--- DATASET RECORDS ---
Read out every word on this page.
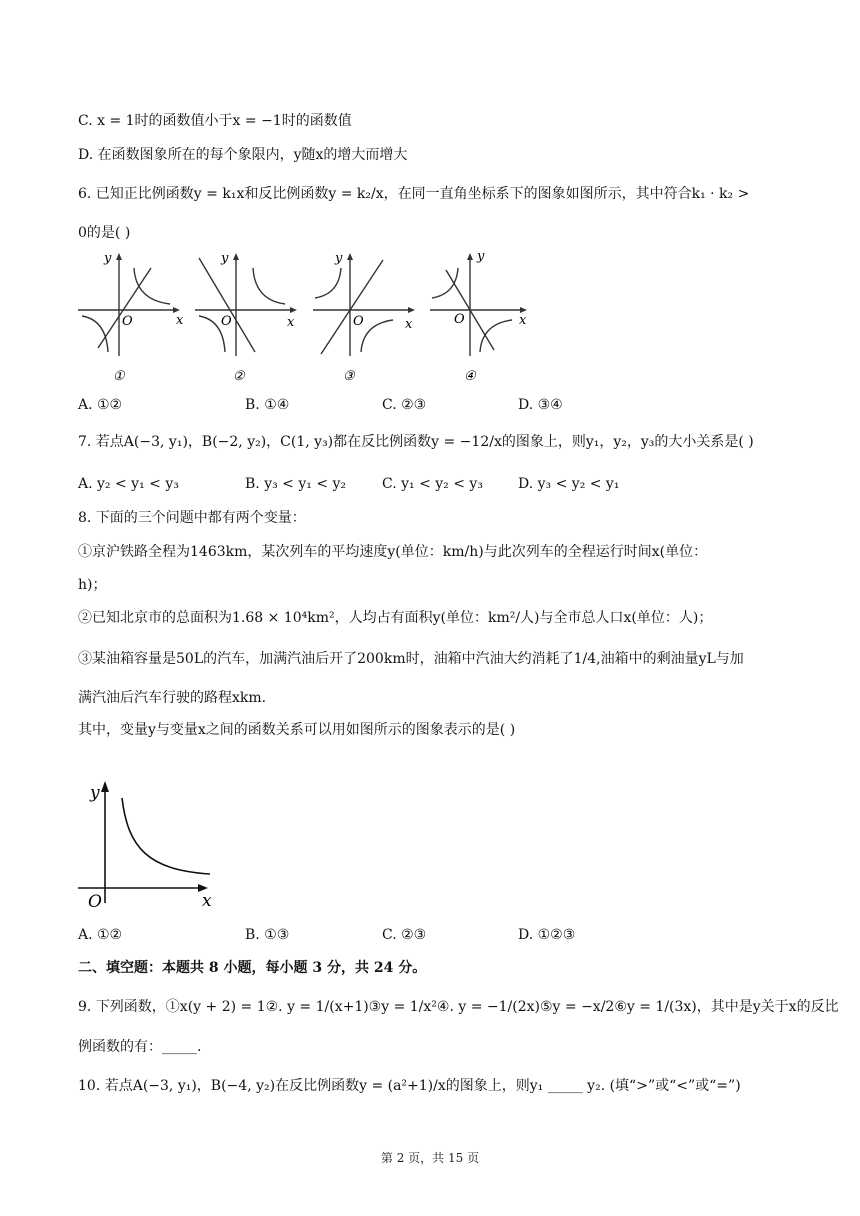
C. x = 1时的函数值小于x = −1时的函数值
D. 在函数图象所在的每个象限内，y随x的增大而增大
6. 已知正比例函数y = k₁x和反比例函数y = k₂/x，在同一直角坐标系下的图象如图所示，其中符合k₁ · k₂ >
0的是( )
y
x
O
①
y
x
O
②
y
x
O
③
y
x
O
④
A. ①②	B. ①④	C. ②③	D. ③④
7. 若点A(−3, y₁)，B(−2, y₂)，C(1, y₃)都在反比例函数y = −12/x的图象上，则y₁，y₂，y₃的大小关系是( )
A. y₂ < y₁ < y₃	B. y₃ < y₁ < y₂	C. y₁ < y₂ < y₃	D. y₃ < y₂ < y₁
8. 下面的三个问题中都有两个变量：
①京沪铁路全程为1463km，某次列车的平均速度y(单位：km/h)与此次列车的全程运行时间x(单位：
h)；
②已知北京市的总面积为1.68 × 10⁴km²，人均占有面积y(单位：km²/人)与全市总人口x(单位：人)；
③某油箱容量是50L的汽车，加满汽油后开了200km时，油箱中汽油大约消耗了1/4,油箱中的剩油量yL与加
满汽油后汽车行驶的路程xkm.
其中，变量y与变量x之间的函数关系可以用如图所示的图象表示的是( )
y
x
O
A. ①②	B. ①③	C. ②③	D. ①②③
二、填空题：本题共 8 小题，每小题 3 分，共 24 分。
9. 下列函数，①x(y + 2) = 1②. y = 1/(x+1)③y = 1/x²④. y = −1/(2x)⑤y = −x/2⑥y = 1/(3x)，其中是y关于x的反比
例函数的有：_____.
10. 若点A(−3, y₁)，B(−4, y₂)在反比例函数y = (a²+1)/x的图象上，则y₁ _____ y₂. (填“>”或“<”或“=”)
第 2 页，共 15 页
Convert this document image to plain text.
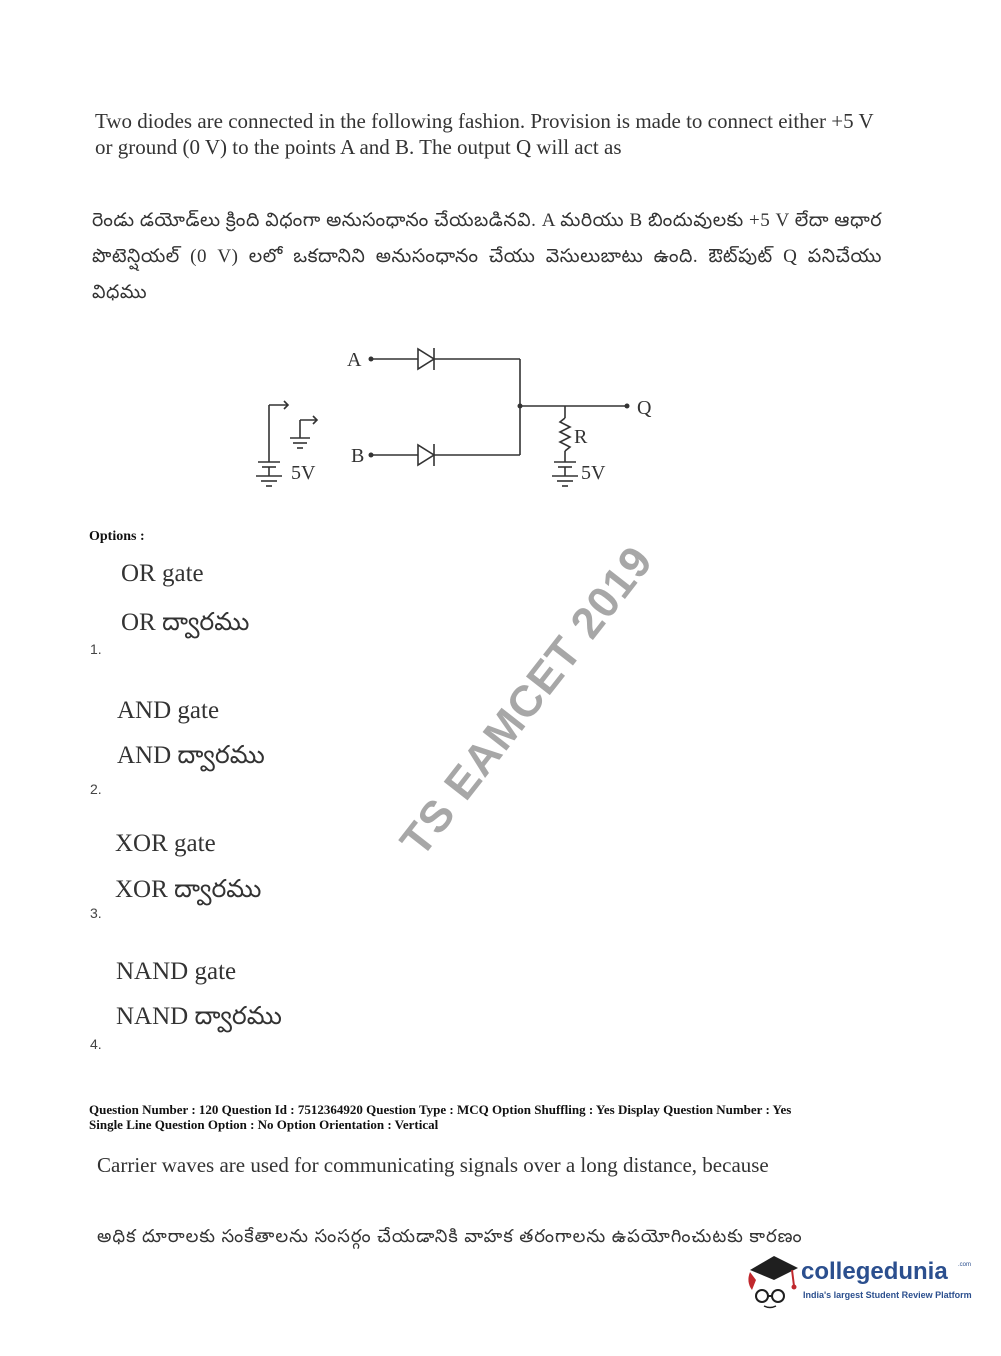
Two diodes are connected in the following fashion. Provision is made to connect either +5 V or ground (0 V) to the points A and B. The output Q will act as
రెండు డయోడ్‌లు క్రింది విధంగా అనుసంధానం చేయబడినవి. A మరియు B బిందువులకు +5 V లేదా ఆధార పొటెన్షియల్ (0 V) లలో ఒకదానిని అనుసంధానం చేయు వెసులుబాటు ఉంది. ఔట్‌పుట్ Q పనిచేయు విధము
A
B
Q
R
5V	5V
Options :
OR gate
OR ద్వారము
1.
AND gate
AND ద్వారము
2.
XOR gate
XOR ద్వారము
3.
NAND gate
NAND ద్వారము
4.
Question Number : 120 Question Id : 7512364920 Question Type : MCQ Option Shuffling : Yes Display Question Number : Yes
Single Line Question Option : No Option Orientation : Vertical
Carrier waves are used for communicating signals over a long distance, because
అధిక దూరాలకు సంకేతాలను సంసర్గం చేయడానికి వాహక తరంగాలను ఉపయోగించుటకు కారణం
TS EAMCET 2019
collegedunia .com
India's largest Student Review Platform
--
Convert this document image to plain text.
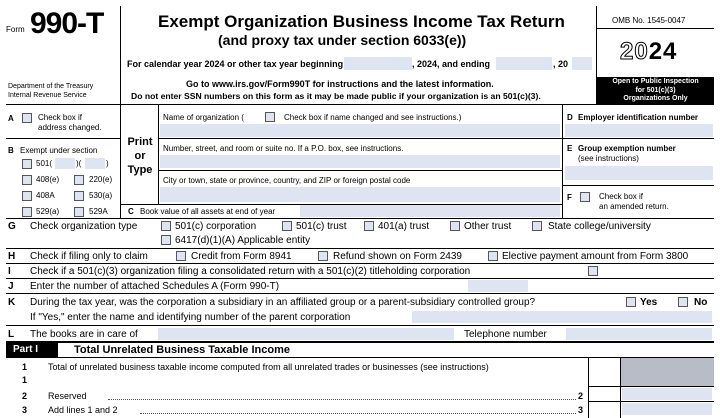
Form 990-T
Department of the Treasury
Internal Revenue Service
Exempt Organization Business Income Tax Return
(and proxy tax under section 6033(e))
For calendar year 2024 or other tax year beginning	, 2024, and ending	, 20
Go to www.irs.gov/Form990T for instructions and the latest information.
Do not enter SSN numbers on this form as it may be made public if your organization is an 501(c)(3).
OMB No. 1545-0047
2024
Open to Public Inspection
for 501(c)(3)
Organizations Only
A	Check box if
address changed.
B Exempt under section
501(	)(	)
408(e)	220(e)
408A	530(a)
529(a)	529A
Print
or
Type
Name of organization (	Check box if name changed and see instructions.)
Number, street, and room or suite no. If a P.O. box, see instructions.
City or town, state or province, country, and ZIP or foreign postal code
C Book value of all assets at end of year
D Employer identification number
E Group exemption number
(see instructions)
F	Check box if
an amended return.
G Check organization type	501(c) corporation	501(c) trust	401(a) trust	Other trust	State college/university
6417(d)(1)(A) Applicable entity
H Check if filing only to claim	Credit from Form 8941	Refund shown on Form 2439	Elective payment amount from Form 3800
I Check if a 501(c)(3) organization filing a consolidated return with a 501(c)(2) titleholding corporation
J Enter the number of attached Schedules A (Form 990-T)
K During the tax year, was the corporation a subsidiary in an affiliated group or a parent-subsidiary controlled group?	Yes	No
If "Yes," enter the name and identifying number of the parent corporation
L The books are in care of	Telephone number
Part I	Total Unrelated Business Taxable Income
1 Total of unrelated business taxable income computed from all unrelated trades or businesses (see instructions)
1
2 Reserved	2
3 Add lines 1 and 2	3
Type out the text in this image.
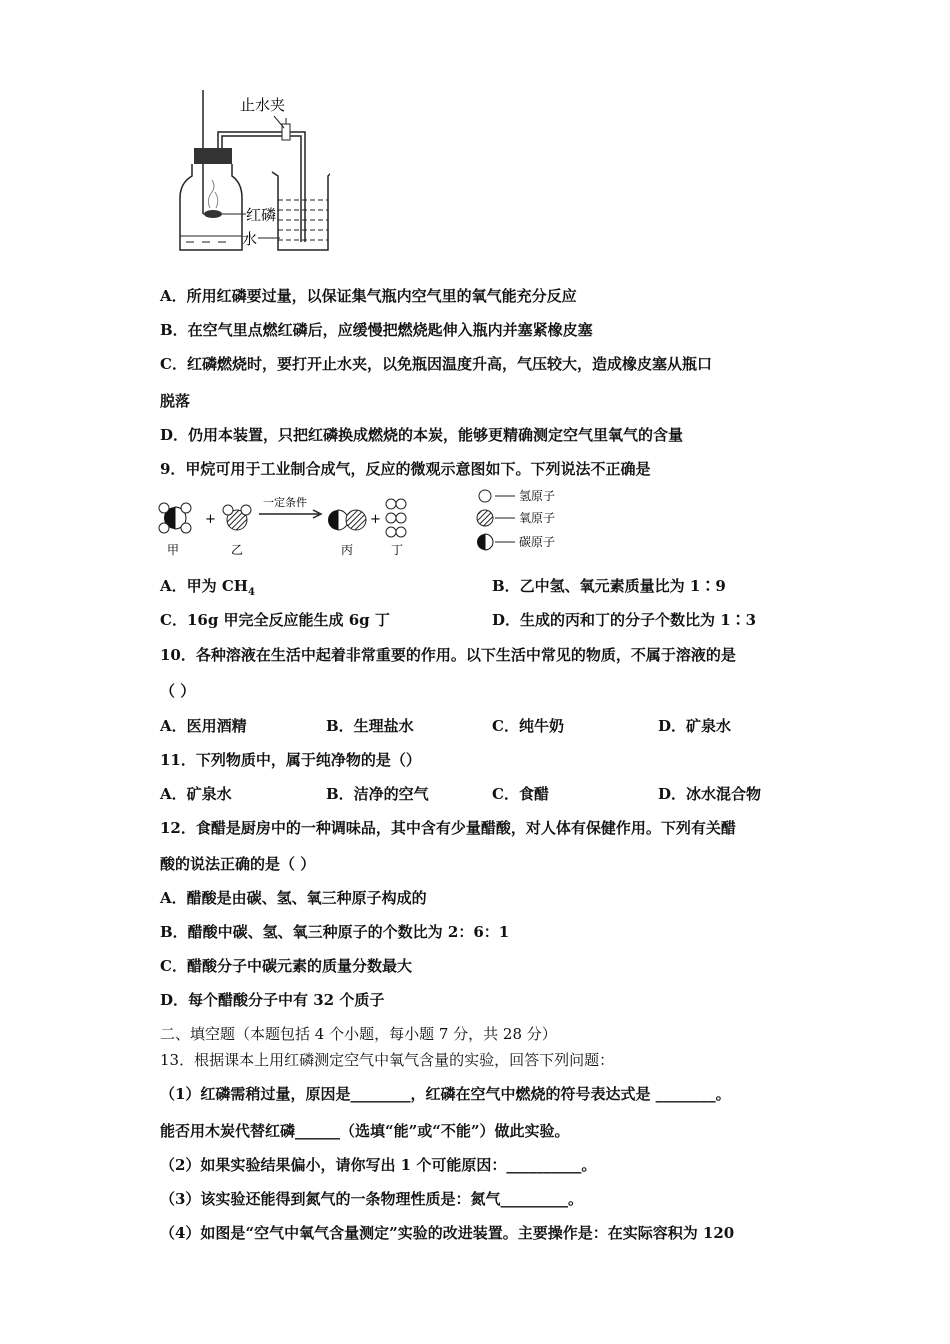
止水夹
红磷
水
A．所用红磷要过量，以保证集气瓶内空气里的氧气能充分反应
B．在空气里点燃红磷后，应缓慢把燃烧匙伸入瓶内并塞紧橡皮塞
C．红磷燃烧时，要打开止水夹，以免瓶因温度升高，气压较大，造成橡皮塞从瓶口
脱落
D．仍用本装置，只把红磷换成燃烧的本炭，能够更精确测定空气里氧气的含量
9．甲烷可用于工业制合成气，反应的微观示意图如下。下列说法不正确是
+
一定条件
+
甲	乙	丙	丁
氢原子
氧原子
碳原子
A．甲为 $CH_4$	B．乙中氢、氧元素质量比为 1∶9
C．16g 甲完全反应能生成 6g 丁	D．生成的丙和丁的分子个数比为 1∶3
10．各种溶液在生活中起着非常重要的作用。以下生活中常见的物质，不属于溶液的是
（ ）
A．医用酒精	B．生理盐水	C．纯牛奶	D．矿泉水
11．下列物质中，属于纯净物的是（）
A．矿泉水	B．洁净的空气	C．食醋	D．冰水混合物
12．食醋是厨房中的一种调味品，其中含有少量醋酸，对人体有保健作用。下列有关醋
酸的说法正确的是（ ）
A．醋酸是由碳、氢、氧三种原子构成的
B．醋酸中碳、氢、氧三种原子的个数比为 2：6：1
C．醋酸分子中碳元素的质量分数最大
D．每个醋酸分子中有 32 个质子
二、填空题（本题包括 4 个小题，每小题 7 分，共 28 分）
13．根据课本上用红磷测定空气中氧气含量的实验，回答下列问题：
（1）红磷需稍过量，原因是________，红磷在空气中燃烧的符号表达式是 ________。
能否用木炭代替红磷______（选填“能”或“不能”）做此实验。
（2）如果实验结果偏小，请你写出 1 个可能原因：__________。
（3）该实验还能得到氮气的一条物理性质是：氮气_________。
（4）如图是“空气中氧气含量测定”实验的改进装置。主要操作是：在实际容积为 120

--- EXERCISE BRIEF ---
All lines of the data above that include the word "under" must be shown.

--- TASK OUTPUT ---
(and proxy tax under section 6033(e))
B Exempt under section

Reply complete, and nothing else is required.